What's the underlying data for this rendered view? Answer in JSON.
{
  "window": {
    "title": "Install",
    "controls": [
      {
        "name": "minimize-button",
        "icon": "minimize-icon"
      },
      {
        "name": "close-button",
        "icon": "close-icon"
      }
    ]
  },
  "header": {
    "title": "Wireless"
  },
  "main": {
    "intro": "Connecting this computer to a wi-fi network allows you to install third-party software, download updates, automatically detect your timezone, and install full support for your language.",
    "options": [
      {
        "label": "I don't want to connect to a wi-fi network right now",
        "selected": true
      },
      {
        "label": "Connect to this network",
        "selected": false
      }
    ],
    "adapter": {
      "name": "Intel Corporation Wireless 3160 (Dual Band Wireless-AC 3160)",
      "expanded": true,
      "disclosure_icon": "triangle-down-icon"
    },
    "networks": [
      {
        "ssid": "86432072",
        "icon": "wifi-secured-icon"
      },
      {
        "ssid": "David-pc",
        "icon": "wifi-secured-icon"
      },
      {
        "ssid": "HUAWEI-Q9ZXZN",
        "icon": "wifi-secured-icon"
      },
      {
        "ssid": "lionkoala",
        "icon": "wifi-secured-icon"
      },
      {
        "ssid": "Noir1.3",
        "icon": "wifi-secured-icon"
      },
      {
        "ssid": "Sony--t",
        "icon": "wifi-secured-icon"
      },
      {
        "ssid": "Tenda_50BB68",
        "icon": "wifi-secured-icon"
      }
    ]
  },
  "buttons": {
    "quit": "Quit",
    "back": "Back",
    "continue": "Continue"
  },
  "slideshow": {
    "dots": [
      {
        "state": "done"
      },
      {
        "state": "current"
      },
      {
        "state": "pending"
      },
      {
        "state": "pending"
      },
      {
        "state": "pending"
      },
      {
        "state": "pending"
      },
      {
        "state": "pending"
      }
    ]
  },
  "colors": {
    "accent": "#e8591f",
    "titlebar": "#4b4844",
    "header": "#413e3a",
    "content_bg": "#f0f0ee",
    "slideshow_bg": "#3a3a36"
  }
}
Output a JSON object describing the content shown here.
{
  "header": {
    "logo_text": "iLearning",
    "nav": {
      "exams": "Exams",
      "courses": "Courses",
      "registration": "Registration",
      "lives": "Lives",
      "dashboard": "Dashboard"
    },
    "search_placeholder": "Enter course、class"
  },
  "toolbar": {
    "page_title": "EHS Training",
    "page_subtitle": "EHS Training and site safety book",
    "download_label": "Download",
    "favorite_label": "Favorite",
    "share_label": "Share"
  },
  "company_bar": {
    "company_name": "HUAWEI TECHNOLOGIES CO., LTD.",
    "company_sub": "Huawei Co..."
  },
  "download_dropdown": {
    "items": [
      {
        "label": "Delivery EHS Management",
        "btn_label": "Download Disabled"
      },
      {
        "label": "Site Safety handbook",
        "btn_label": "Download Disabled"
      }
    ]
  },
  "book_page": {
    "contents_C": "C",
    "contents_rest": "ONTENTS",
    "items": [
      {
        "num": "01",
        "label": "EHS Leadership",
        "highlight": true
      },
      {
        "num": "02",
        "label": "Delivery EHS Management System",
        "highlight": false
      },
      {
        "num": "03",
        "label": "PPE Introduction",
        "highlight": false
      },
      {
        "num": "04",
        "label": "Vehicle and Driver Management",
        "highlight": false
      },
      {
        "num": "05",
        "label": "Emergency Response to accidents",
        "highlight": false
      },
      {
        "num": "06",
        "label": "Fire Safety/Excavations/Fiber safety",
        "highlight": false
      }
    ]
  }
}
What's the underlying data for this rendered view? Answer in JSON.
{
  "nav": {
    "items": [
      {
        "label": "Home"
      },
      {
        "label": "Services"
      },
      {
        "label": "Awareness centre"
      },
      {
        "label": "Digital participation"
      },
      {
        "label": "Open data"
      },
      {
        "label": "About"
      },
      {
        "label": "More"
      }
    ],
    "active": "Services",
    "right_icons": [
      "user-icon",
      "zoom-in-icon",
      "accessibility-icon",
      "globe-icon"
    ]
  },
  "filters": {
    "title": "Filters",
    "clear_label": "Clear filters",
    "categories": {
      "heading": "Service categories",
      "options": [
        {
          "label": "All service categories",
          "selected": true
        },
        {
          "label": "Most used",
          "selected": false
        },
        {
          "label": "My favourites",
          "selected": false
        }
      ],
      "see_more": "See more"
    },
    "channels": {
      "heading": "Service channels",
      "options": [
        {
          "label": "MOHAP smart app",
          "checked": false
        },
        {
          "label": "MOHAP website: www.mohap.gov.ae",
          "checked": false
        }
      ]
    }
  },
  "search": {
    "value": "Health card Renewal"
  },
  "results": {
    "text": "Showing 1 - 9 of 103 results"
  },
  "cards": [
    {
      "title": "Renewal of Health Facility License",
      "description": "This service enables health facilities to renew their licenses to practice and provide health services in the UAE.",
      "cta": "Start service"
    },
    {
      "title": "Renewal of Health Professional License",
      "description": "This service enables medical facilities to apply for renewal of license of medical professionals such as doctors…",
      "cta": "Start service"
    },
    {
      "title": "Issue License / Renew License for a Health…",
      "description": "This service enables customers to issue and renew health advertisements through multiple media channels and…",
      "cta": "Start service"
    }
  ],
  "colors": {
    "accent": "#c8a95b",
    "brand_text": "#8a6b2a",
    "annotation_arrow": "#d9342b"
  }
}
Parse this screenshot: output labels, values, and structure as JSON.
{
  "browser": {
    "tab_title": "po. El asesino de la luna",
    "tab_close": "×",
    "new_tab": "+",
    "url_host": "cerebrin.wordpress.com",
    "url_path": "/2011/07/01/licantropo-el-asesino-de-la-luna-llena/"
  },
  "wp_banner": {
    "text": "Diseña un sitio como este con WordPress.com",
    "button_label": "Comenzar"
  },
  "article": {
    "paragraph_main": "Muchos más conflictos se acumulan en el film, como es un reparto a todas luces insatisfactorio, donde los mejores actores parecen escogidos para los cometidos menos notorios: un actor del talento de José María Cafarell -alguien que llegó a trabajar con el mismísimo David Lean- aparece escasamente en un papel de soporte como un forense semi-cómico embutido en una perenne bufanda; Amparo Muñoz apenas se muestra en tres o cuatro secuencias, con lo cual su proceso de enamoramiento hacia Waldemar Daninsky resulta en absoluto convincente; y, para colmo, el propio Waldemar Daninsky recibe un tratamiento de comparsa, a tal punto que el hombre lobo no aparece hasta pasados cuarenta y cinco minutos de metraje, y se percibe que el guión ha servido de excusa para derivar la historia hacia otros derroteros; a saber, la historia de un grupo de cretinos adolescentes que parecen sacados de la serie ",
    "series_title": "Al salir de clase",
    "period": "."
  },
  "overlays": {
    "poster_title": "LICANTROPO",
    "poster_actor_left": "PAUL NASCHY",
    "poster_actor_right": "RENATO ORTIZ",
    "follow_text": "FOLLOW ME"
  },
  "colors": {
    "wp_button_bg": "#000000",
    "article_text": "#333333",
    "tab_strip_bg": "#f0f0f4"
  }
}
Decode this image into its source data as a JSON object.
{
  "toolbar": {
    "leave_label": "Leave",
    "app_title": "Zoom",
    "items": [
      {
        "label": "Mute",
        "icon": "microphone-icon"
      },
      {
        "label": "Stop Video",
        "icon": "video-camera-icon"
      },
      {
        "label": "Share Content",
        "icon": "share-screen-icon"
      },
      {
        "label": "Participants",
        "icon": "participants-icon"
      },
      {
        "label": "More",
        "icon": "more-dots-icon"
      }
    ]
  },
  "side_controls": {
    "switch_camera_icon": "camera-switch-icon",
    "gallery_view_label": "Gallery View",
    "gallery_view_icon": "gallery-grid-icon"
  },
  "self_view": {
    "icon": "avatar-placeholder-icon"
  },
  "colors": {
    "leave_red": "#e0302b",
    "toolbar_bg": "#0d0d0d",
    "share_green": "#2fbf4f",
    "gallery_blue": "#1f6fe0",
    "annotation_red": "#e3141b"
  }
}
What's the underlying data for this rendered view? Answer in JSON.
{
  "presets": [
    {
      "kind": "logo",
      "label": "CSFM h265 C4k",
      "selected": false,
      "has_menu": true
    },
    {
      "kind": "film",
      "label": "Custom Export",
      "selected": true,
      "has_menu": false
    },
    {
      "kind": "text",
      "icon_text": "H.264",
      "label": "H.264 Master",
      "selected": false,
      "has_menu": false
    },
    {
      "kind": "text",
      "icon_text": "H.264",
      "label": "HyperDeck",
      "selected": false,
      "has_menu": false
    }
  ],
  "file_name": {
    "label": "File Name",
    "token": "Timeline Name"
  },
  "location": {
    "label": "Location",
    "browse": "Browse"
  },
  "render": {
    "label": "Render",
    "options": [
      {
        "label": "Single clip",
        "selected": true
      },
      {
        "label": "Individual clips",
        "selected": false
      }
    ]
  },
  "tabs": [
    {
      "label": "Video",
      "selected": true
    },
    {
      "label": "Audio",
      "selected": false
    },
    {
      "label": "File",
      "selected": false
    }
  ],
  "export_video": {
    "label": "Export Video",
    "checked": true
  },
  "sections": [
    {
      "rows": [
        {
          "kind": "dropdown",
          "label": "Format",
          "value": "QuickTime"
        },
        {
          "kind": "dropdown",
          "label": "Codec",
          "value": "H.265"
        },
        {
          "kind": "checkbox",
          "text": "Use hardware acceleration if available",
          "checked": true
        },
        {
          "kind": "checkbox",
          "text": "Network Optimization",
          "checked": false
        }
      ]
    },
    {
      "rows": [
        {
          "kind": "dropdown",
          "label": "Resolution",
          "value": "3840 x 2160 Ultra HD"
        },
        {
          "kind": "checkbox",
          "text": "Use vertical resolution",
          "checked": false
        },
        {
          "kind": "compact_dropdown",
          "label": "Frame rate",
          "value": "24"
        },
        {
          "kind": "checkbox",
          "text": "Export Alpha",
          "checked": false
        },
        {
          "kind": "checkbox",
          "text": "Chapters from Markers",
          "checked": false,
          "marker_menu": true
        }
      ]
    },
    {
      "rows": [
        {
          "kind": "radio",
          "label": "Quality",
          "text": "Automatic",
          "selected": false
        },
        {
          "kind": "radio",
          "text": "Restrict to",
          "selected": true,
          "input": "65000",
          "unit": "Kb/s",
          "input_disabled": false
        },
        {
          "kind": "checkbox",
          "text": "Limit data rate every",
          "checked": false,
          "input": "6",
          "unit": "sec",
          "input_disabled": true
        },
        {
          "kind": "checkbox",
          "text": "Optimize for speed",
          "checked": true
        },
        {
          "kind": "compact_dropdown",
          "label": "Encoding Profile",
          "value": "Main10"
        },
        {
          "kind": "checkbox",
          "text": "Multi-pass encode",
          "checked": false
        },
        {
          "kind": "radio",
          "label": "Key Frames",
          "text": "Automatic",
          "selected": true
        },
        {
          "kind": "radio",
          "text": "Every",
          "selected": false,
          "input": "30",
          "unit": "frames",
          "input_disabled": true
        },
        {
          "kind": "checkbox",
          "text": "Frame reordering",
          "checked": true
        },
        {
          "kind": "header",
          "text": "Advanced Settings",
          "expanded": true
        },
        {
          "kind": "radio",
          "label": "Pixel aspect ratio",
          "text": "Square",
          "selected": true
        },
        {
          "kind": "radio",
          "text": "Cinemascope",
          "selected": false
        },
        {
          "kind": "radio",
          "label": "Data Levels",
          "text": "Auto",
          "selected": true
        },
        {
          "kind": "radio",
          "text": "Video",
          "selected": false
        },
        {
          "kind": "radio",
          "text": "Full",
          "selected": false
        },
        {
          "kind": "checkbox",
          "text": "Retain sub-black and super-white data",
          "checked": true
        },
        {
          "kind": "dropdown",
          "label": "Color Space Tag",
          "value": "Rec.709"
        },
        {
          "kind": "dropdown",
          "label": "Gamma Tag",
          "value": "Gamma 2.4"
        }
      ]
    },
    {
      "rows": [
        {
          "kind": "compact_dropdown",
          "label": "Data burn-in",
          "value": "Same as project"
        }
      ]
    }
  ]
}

== WORK TO COMPLETE ==
Check each line of the records for the string "minimize" and state how many lines contain it. Give only the number.

== WRITTEN ANSWER ==
2